**INSTRUCTIONS FOR THE TASK**
Some lines of these records may hold the word "JSON"; state how many, using only the number.

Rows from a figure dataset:
========================================================================

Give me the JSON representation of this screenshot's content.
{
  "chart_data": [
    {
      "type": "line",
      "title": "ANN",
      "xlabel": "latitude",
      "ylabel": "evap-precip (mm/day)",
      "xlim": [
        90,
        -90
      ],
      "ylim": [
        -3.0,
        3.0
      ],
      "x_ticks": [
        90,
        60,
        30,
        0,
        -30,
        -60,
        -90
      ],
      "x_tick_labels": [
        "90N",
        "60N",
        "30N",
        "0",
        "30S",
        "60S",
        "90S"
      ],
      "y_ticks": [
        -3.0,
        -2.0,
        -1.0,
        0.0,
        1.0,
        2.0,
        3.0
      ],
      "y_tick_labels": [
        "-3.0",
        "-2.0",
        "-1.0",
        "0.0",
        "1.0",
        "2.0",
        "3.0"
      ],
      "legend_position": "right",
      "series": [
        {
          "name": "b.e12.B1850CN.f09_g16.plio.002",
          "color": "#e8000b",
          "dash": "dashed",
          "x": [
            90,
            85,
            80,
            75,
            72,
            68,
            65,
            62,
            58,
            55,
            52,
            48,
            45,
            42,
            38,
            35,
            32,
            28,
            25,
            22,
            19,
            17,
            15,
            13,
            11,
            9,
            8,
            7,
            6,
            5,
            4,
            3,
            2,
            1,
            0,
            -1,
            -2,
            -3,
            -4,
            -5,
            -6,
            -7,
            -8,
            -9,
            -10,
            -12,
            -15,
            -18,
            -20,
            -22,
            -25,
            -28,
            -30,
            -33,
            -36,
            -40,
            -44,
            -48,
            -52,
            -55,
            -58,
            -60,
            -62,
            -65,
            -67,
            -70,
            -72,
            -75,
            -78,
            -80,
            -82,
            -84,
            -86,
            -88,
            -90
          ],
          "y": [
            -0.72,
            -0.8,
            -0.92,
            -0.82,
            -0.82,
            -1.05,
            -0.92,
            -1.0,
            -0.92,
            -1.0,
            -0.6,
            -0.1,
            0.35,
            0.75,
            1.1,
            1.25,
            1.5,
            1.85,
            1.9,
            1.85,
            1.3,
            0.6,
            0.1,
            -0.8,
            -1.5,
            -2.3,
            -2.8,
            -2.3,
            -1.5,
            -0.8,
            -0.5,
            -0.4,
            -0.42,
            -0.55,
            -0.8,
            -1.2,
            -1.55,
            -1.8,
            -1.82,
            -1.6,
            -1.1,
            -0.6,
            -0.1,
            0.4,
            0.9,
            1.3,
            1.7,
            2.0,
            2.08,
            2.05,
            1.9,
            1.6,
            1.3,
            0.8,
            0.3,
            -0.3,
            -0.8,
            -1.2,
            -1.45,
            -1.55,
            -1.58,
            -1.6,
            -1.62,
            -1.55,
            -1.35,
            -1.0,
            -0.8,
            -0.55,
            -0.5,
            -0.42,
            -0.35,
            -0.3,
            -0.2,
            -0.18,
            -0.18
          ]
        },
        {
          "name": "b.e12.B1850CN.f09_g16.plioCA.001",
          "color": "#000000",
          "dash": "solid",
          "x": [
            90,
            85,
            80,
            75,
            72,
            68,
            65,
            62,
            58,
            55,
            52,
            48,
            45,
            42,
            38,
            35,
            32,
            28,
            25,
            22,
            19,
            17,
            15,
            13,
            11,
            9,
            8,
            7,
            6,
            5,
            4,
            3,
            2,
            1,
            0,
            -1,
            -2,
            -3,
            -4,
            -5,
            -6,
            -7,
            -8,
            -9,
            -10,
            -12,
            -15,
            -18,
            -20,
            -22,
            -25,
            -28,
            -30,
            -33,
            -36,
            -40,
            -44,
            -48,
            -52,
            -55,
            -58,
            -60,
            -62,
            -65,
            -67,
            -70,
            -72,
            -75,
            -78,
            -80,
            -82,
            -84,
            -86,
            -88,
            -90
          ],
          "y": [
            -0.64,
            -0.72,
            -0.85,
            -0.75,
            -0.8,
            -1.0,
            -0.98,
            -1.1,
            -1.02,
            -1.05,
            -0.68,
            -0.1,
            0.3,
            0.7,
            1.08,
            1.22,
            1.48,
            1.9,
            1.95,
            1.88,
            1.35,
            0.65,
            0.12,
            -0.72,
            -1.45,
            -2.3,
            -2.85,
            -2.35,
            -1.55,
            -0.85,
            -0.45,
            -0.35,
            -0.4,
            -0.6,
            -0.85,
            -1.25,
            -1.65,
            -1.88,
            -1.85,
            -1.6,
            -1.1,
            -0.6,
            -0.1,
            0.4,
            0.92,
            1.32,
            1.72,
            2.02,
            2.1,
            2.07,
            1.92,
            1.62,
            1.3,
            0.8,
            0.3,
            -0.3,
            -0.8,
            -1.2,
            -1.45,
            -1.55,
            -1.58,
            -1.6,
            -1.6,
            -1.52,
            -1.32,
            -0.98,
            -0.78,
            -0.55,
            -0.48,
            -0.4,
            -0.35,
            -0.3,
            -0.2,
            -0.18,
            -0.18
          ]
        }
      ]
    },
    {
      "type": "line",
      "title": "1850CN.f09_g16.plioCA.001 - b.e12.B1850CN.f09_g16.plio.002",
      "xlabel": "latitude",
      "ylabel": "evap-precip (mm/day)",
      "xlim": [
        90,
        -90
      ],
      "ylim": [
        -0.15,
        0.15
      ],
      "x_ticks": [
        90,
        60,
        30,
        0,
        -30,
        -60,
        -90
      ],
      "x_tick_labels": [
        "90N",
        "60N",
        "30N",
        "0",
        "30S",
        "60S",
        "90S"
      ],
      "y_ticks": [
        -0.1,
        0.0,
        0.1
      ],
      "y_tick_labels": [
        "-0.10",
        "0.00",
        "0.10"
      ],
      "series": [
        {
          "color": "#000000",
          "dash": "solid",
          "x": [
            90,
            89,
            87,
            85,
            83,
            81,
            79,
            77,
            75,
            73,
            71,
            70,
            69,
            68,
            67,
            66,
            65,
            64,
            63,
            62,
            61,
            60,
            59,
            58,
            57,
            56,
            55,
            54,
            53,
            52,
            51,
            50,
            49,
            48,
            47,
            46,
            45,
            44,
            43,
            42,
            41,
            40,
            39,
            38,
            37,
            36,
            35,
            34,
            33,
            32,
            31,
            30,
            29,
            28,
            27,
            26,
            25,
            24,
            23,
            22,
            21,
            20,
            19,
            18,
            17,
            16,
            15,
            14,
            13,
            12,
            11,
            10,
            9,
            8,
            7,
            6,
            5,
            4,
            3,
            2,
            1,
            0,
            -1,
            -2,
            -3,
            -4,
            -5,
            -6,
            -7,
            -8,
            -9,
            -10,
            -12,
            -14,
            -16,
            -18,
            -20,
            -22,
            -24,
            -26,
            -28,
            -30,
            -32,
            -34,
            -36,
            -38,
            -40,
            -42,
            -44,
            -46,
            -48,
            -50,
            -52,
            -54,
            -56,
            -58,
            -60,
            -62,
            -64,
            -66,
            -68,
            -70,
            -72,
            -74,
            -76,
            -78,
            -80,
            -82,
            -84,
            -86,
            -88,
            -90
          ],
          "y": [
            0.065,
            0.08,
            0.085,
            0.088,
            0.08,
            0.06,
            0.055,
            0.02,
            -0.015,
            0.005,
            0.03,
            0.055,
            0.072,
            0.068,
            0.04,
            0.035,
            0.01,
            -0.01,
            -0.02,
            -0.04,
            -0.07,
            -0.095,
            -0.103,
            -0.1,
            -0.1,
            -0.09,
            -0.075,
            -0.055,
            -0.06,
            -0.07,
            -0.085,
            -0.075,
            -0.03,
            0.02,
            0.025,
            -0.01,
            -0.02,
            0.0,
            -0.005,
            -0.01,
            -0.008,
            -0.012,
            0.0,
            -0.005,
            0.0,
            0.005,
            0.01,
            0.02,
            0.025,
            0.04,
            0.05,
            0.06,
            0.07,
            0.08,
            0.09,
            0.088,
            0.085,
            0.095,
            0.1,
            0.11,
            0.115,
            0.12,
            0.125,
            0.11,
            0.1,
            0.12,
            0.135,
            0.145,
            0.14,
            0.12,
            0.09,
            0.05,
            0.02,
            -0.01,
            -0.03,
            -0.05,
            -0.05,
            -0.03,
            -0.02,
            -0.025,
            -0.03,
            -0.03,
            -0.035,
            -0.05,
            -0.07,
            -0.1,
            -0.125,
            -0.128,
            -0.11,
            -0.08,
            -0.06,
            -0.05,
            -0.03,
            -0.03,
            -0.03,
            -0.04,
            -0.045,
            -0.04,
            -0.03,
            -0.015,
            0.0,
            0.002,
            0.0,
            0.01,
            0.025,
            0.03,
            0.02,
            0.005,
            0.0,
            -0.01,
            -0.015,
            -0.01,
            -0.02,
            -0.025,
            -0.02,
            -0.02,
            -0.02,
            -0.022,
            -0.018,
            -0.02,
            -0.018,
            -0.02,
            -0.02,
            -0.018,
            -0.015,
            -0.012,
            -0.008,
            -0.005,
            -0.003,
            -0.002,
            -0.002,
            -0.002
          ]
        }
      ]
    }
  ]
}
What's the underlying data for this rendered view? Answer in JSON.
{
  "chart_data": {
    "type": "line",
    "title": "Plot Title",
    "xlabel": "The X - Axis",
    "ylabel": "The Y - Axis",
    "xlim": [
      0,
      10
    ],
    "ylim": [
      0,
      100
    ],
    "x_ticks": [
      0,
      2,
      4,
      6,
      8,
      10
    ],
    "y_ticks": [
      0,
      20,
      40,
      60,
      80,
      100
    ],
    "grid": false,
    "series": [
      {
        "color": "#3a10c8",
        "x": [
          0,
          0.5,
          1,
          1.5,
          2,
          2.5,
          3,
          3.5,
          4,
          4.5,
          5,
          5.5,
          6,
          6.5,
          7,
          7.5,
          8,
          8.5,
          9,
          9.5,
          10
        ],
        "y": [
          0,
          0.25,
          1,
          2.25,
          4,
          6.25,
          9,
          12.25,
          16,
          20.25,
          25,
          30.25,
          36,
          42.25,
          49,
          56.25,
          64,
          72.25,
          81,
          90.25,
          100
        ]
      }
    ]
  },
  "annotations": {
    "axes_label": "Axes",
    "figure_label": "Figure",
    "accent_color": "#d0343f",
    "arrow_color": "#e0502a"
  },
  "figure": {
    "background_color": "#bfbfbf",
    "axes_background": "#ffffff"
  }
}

========================================================================

**TASK RESPONSE**
2